Set exercise 1 » Extract the records from their first line through the line containing "language-option: German xyxy=(848,397,984,405)", and reproduce those lines without any changes.

HPC Challenge Benchmark

HPC Challenge Benchmark
Original author(s)	Innovative Computing Laboratory, University of Tennessee
Initial release	2003
Stable release	1.5.0 / March 18, 2016;6 years ago
Platform	Cross-platform
License	BSD
Website	icl.cs.utk.edu/hpcc/

Last updated June 26, 2022

HPC Challenge Benchmark combines several benchmarks to test a number of independent attributes of the performance of high-performance computer (HPC) systems. The project has been co-sponsored by the DARPA High Productivity Computing Systems program, the United States Department of Energy and the National Science Foundation.^[2]

Context

The performance of complex applications on HPC systems can depend on a variety of independent performance attributes of the hardware. The HPC Challenge Benchmark is an effort to improve visibility into this multidimensional space by combining the measurement of several of these attributes into a single program.

Although the performance attributes of interest are not specific to any particular computer architecture, the reference implementation of the HPC Challenge Benchmark in C and MPI assumes that the system under test is a cluster of shared memory multiprocessor systems connected by a network. Due to this assumption of a hierarchical system structure most of the tests are run in several different modes of operation. Following the notation used by the benchmark reports, results labeled "single" mean that the test was run on one randomly chosen processor in the system, results labeled "star" mean that an independent copy of the test was run concurrently on each processor in the system, and results labeled "global" mean that all the processors were working in coordination to solve a single problem (with data distributed across the nodes of the system).

Components

The benchmark currently consists of 7 tests (with the modes of operation indicated for each):

HPL^[3] (High Performance LINPACK) – measures performance of a solver for a dense system of linear equations (global).
DGEMM – measures performance for matrix-matrix multiplication (single, star).
STREAM^[4] – measures sustained memory bandwidth to/from memory (single, star).
PTRANS – measures the rate at which the system can transpose a large array (global).
RandomAccess – measures the rate of 64-bit updates to randomly selected elements of a large table (single, star, global).

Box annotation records
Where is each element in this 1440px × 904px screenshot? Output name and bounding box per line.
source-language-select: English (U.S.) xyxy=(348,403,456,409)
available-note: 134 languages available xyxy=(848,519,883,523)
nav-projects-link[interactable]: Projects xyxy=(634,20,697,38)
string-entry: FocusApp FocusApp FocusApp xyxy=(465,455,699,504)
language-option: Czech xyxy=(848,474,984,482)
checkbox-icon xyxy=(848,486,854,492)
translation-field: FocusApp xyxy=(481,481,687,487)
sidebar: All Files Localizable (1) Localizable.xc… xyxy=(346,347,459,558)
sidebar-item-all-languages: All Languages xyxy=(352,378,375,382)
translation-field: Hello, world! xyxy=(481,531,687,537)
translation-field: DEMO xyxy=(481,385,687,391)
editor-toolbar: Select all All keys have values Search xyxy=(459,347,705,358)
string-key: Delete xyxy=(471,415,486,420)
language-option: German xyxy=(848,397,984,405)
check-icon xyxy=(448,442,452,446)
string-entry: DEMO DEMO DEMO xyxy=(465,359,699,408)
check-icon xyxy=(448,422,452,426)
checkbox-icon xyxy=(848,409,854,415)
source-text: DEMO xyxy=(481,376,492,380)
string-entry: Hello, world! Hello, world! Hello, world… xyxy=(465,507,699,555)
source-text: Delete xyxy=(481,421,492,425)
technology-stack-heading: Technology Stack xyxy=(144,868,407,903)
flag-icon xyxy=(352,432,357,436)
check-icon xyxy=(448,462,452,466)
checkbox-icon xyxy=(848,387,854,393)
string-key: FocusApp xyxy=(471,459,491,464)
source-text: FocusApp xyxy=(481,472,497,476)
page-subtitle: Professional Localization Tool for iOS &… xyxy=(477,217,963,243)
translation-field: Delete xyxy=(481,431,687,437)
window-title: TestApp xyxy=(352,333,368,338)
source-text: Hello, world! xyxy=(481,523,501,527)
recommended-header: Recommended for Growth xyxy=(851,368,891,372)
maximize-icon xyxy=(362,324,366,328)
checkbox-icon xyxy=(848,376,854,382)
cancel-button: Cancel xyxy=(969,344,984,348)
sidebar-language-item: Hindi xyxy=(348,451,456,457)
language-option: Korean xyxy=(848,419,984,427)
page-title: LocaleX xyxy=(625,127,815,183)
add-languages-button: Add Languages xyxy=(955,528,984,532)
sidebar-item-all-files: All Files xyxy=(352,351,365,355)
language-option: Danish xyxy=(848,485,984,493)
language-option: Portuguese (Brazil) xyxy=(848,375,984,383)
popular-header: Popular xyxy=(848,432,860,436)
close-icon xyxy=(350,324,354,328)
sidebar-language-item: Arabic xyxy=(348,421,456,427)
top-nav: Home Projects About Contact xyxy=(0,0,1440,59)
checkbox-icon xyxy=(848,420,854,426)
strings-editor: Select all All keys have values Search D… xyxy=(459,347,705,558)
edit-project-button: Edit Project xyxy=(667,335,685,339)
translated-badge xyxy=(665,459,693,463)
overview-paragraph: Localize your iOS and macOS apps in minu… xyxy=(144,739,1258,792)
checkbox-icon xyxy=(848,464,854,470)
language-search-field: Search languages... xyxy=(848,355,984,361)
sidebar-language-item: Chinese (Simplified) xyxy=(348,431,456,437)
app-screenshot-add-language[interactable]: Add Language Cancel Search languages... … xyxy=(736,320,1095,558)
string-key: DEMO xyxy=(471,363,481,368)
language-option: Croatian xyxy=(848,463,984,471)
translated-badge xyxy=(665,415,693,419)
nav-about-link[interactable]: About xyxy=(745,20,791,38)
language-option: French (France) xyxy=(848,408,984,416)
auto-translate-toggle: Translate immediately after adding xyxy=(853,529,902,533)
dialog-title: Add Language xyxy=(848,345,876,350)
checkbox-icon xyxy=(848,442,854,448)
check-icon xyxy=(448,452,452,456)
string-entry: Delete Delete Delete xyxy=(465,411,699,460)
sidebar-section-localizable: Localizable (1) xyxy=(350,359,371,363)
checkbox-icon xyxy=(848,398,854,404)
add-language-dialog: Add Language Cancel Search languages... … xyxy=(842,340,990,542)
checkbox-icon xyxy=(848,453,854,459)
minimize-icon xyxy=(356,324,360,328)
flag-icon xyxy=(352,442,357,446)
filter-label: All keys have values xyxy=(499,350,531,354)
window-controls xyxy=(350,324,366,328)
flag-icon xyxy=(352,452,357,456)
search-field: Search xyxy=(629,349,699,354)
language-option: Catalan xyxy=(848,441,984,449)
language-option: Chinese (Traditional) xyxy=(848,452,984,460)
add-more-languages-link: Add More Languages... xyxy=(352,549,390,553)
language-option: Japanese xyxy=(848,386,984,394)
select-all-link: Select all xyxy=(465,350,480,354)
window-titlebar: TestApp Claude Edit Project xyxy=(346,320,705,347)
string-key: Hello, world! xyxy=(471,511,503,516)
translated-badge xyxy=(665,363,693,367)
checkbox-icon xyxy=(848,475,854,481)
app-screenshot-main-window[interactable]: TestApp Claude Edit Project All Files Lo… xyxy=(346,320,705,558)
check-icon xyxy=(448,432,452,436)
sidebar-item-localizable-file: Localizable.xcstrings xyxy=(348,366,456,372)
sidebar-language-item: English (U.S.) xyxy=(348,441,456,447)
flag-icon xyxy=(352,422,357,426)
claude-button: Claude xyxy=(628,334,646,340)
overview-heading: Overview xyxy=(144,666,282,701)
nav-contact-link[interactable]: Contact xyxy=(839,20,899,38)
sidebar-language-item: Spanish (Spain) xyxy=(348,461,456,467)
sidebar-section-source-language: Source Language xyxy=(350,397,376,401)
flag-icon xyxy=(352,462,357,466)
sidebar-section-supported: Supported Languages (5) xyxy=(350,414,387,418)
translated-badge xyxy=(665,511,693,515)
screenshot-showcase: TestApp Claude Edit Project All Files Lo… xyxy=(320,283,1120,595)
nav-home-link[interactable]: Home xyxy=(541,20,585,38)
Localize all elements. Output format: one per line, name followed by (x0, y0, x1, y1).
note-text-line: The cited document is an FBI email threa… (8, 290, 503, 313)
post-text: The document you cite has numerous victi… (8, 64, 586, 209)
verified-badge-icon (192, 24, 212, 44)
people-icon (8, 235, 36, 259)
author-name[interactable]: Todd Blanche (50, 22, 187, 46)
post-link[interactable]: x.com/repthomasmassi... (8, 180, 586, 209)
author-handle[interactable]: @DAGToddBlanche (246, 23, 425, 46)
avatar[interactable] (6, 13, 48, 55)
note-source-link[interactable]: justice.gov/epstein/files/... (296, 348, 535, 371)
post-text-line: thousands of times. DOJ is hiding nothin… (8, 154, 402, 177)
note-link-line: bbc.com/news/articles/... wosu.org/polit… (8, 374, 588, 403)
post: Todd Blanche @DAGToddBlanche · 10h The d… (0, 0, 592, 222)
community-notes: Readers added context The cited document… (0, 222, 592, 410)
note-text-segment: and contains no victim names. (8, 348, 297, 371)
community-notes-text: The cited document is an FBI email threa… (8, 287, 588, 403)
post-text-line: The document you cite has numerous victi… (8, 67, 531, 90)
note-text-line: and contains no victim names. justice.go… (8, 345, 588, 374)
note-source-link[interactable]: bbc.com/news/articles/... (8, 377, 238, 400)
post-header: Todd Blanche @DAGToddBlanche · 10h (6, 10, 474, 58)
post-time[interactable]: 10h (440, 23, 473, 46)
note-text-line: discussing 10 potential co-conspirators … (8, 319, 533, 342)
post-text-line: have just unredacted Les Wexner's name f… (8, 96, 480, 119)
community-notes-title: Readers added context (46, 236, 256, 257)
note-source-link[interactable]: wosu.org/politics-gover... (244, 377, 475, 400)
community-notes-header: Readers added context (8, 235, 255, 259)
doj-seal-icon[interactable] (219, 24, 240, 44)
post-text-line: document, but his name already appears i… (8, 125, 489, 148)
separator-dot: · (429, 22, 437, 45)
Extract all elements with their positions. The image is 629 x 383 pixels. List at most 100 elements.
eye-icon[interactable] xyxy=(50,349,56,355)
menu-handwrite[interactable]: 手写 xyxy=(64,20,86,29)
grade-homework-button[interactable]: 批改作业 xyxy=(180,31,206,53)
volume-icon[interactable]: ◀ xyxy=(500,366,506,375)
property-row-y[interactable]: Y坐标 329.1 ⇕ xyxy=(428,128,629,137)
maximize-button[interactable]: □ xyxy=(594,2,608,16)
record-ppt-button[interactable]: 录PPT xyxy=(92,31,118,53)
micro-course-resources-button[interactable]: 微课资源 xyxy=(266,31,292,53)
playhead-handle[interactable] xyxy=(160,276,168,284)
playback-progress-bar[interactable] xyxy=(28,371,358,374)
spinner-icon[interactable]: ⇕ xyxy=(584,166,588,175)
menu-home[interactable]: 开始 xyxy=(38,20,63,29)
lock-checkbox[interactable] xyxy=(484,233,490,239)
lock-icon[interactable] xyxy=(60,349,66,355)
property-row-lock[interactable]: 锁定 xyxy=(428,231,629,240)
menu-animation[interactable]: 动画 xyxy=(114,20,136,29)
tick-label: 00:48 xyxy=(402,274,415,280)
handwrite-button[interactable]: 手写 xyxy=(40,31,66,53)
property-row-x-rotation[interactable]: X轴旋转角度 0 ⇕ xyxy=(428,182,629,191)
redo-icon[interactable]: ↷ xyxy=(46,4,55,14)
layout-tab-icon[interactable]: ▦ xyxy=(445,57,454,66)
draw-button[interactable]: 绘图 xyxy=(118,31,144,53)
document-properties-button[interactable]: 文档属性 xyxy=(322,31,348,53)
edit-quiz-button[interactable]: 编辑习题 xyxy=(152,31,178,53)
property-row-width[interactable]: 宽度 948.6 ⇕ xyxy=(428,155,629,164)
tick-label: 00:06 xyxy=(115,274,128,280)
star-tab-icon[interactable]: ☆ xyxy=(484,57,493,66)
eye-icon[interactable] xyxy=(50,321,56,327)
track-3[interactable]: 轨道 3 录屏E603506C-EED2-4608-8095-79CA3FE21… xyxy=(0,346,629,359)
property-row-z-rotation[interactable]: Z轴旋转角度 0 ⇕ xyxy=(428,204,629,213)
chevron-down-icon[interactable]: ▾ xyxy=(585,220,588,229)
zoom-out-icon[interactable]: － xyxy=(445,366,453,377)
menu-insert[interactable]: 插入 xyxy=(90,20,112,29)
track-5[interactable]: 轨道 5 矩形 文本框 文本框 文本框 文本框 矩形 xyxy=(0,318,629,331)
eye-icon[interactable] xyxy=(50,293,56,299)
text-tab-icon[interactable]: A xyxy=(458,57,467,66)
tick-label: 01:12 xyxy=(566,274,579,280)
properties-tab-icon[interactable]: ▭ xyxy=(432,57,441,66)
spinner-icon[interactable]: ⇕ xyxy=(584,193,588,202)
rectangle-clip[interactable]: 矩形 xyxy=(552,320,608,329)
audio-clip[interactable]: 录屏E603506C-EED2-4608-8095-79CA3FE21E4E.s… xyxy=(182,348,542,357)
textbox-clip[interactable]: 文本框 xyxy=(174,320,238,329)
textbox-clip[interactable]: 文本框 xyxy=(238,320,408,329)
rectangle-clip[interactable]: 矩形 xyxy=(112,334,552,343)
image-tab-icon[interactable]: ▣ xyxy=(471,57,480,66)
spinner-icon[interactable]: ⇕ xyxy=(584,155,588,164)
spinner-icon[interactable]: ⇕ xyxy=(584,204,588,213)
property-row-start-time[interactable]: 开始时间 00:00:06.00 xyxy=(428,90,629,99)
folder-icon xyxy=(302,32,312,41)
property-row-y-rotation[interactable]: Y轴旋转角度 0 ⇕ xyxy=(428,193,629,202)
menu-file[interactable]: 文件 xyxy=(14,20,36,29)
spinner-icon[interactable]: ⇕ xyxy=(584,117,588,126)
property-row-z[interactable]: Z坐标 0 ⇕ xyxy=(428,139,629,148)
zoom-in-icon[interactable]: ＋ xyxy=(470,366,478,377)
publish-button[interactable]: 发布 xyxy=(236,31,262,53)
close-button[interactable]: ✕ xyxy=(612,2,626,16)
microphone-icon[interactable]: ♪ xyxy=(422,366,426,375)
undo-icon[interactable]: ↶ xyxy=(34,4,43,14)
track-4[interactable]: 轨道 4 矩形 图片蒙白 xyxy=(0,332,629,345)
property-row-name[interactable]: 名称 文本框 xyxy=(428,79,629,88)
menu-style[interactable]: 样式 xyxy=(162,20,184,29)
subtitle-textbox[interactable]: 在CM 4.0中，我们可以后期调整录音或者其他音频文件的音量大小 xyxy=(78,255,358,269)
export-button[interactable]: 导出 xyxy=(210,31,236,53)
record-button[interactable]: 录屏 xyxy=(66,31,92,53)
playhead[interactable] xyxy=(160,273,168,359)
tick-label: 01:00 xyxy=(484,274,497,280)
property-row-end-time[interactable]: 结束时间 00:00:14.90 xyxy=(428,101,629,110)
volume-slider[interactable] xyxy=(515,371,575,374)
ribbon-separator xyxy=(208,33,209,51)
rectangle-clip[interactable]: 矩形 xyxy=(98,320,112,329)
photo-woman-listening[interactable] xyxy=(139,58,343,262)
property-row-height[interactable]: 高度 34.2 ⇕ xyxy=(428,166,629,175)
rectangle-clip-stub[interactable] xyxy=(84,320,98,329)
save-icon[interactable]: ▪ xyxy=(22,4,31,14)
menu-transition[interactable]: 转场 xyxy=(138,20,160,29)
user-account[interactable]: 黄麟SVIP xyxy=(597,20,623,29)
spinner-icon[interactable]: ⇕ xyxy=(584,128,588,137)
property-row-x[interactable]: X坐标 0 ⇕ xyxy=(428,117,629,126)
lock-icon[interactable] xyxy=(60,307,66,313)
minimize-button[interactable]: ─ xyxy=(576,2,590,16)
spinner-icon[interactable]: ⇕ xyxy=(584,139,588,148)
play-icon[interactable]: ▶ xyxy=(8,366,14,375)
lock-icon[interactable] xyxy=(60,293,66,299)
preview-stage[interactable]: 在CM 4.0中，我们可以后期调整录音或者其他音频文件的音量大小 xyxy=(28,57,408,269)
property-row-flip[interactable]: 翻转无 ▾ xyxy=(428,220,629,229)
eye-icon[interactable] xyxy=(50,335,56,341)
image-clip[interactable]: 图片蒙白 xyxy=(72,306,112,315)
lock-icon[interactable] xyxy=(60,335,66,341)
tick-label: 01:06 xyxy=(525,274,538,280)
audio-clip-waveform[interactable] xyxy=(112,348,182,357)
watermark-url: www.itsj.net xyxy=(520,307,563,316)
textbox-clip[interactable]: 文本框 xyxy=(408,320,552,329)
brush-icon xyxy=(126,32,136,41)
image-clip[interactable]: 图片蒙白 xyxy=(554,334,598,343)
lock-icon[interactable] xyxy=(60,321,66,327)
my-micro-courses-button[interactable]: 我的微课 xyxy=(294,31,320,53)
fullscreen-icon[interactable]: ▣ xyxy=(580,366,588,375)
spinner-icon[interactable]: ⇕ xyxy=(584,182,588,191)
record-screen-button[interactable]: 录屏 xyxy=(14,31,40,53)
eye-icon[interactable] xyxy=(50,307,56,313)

Set exercise 2 » Copy word for word the part of the HPC Challenge Benchmark text that begins with the words "The benchmark currently" and ends with "linear equations (global).".

Solution 1 »
Where is each element in this 1440px × 904px screenshot? Output name and bounding box per line.
source-language-select: English (U.S.) xyxy=(348,403,456,409)
available-note: 134 languages available xyxy=(848,519,883,523)
nav-projects-link[interactable]: Projects xyxy=(634,20,697,38)
string-entry: FocusApp FocusApp FocusApp xyxy=(465,455,699,504)
language-option: Czech xyxy=(848,474,984,482)
checkbox-icon xyxy=(848,486,854,492)
translation-field: FocusApp xyxy=(481,481,687,487)
sidebar: All Files Localizable (1) Localizable.xc… xyxy=(346,347,459,558)
sidebar-item-all-languages: All Languages xyxy=(352,378,375,382)
translation-field: Hello, world! xyxy=(481,531,687,537)
translation-field: DEMO xyxy=(481,385,687,391)
editor-toolbar: Select all All keys have values Search xyxy=(459,347,705,358)
string-key: Delete xyxy=(471,415,486,420)
language-option: German xyxy=(848,397,984,405)

Solution 2 »
The benchmark currently consists of 7 tests (with the modes of operation indicated for each):

HPL^[3] (High Performance LINPACK) – measures performance of a solver for a dense system of linear equations (global).